◆ EXERCISE: Gather from the material every line that contains the string "content".
------------------------------------------------
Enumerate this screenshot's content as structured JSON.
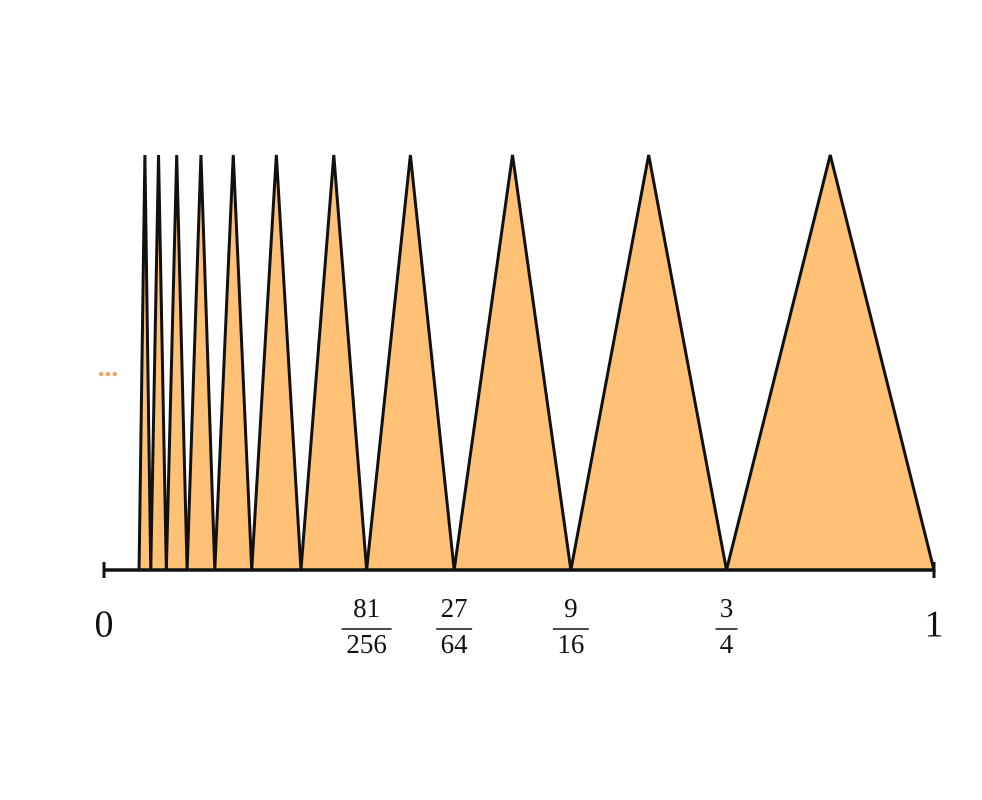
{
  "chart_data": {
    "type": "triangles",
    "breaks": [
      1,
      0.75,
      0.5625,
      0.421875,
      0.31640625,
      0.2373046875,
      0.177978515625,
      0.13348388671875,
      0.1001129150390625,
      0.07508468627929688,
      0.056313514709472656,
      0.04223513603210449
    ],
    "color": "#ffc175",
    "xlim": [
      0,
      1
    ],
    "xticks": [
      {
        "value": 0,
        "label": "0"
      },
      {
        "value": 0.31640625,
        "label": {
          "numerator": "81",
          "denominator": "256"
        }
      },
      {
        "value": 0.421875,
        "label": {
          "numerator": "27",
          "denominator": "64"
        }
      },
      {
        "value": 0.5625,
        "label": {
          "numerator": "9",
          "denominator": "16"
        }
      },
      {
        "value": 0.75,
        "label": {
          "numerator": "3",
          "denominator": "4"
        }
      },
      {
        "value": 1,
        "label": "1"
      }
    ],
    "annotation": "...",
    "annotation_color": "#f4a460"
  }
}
------------------------------------------------
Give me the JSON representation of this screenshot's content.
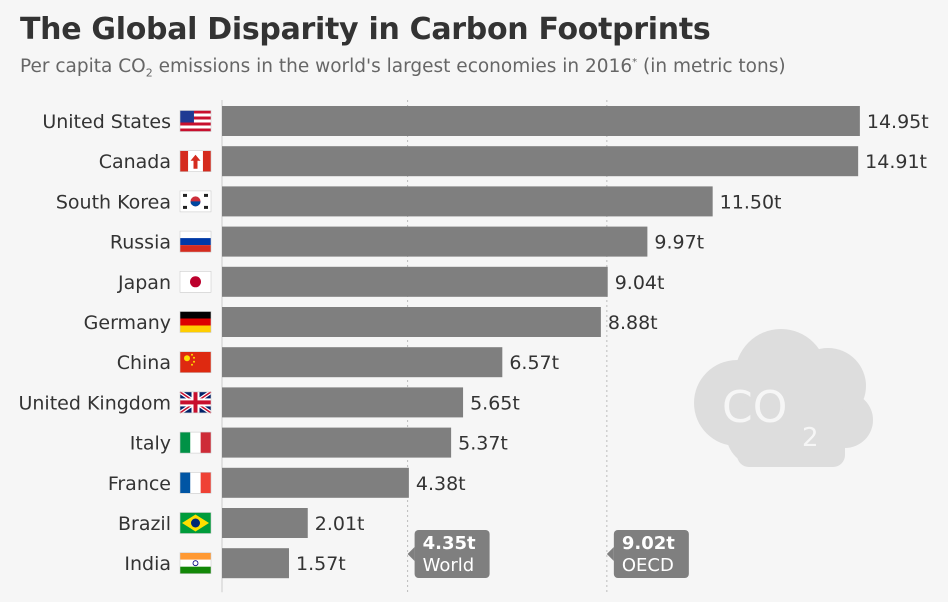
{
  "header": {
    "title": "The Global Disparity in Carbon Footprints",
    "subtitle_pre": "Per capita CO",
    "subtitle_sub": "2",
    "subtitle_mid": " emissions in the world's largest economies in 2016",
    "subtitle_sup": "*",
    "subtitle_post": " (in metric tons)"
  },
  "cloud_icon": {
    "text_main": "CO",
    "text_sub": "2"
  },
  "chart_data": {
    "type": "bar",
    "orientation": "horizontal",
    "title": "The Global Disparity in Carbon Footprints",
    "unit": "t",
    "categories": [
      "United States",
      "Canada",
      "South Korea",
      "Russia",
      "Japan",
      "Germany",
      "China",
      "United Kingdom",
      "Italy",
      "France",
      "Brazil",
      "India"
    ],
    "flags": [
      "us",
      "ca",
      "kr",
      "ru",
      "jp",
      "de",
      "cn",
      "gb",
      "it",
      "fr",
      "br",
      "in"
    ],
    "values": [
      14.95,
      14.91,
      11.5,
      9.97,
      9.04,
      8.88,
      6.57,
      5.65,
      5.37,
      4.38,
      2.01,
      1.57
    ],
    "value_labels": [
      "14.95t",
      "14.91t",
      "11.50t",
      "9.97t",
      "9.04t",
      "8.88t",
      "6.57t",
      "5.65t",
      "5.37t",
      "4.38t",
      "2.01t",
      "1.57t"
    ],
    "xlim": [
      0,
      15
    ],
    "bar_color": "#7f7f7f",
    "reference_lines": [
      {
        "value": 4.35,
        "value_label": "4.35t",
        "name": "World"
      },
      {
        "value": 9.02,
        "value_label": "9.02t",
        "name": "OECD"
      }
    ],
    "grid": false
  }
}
------------------------------------------------
◆ WRITTEN ANSWER:
Enumerate this screenshot's content as structured JSON.
Give me the JSON representation of this screenshot's content.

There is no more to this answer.